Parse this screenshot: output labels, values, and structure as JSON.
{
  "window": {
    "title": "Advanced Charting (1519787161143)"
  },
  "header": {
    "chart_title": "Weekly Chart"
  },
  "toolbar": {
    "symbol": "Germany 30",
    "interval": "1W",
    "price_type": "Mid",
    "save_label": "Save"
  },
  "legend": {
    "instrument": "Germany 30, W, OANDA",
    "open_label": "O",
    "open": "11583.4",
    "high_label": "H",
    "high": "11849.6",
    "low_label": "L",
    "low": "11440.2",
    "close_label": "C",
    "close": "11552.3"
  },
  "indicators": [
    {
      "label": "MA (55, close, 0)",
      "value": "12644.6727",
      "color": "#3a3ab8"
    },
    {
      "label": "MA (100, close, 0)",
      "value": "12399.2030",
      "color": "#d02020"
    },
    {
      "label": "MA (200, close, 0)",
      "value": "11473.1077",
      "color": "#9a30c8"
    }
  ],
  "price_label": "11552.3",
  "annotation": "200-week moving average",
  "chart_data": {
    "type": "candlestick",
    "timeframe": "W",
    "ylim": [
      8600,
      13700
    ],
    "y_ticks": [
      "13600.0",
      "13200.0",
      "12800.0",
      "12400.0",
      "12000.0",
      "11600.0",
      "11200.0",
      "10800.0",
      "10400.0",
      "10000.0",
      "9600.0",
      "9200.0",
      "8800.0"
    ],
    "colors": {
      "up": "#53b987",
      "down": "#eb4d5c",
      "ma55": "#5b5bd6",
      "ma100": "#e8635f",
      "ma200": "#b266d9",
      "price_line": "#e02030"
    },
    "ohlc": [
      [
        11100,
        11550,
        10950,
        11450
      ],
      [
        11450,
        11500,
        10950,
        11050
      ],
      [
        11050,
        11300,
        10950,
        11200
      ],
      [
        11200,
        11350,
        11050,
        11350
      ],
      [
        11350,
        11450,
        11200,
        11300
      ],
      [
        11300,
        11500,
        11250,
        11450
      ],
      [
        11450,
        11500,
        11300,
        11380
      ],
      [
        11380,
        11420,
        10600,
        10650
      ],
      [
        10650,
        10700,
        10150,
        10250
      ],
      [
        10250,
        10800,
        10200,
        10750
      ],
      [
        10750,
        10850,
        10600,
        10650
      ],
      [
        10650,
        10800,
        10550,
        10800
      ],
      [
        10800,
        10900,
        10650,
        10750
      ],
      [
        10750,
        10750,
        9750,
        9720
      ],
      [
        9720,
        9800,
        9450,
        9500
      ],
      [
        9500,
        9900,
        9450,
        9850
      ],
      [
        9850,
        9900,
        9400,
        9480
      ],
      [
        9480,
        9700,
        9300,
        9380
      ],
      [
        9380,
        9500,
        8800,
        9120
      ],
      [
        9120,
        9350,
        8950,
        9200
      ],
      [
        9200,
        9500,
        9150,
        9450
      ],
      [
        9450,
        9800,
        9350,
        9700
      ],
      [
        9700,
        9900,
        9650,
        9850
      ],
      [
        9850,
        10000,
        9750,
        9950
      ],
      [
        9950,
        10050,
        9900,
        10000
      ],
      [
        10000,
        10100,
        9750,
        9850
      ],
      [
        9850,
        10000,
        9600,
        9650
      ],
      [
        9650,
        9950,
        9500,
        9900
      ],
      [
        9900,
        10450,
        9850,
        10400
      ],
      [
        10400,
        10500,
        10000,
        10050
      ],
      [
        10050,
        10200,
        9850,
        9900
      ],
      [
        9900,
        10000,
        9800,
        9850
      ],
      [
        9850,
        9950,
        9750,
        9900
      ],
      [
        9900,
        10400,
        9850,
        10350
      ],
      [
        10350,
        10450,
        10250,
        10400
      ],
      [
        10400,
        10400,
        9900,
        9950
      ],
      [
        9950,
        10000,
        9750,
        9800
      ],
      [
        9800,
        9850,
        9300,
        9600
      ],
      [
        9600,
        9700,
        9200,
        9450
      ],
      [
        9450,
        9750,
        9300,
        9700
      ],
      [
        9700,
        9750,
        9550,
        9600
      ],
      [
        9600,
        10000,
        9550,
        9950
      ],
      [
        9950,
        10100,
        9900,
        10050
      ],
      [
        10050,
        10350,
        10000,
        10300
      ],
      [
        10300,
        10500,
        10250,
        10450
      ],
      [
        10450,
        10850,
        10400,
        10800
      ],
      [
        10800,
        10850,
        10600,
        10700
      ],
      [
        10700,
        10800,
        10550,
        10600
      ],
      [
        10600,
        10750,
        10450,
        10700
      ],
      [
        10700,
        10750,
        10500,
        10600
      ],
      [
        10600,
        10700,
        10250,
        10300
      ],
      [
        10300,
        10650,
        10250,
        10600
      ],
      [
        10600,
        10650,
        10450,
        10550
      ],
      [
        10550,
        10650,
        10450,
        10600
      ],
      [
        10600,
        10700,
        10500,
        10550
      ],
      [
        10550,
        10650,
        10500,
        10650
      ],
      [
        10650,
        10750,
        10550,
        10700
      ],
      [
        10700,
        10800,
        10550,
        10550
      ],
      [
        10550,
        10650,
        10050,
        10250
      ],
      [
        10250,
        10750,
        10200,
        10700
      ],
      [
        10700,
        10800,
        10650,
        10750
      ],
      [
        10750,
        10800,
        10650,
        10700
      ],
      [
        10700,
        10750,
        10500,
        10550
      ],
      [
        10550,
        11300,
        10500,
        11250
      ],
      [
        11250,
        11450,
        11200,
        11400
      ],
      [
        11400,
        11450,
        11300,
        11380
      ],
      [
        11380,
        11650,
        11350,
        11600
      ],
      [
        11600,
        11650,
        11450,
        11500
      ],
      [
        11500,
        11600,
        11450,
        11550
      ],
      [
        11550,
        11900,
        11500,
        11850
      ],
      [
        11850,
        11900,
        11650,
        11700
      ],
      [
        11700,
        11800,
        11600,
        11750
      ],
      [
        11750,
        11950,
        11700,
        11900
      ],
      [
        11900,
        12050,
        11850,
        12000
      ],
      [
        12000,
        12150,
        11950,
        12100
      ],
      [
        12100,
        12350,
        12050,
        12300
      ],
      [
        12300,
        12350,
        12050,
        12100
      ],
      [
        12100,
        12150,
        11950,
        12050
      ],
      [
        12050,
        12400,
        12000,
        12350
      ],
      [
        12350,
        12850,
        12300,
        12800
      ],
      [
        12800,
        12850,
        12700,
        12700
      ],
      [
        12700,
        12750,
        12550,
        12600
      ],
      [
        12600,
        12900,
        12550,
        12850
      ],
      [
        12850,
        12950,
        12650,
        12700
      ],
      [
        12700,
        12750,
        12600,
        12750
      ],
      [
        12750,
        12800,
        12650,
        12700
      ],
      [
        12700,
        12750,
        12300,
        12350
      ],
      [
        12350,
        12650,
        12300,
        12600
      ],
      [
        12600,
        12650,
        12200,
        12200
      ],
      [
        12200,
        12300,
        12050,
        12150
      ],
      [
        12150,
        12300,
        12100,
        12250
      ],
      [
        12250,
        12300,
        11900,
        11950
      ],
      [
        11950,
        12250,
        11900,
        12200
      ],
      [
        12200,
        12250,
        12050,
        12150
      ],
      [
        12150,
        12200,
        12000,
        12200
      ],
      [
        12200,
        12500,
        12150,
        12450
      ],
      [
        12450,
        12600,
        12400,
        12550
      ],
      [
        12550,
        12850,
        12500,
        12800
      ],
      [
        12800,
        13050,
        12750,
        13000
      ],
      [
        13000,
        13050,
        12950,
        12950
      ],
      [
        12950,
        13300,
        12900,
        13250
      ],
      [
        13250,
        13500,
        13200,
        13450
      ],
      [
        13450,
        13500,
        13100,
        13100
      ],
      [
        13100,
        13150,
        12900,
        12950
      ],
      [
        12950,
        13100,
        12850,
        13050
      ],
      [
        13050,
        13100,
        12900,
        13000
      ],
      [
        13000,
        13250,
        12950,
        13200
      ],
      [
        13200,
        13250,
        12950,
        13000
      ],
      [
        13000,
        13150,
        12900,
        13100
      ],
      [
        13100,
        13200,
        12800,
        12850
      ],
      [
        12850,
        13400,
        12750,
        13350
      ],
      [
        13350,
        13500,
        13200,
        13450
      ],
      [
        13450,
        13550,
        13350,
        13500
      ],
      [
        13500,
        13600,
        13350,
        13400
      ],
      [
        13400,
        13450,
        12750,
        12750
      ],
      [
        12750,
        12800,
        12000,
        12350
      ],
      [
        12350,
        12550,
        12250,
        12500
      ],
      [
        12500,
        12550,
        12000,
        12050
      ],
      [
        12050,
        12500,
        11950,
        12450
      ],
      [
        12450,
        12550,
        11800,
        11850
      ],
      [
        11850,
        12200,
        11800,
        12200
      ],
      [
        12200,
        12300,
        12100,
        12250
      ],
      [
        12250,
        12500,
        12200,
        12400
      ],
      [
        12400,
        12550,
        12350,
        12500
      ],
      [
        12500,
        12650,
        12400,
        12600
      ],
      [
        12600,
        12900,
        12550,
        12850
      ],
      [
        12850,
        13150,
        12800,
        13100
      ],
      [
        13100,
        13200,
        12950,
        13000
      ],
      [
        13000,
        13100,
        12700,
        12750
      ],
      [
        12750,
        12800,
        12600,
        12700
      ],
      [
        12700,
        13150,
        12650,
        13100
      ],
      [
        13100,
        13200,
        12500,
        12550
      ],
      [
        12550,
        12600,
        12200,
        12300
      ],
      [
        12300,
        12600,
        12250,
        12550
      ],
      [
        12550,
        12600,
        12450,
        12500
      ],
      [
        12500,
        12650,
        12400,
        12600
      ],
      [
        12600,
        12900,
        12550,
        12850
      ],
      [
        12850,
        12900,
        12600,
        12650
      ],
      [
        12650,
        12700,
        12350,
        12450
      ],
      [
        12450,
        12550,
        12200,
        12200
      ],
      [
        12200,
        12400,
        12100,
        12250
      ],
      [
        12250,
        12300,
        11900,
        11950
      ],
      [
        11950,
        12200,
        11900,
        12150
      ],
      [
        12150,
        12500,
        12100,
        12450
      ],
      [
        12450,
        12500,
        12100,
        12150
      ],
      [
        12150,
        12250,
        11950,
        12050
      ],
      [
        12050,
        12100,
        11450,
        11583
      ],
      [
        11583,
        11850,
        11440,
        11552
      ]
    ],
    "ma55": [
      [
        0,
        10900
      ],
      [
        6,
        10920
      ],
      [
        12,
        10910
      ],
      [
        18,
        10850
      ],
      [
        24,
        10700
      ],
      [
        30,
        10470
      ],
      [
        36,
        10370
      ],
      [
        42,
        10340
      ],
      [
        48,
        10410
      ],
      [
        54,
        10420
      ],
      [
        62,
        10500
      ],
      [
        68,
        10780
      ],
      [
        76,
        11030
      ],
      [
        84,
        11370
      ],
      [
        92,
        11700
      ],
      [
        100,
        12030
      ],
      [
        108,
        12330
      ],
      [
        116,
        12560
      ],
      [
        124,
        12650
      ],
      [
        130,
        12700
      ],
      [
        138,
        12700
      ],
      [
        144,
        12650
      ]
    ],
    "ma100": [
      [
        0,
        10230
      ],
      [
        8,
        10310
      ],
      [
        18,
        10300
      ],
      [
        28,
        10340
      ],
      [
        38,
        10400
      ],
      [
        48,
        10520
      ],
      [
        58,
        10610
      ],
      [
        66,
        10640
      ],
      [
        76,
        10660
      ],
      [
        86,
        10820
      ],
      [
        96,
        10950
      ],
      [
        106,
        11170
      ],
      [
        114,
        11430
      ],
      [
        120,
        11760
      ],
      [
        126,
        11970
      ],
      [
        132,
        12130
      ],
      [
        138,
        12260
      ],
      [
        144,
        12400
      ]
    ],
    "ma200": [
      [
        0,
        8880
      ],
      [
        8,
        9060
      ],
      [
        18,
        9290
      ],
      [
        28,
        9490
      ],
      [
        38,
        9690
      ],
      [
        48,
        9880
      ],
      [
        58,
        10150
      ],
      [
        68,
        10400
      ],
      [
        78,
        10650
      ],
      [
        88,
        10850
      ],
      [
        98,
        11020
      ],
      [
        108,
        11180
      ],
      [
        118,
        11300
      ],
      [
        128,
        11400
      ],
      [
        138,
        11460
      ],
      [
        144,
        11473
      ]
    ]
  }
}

◆ WHAT YOU HAVE TO DO ◆
Which lines include "Germany"? Copy each of them out.

◆ WORKED ANSWER ◆
    "symbol": "Germany 30",
    "instrument": "Germany 30, W, OANDA",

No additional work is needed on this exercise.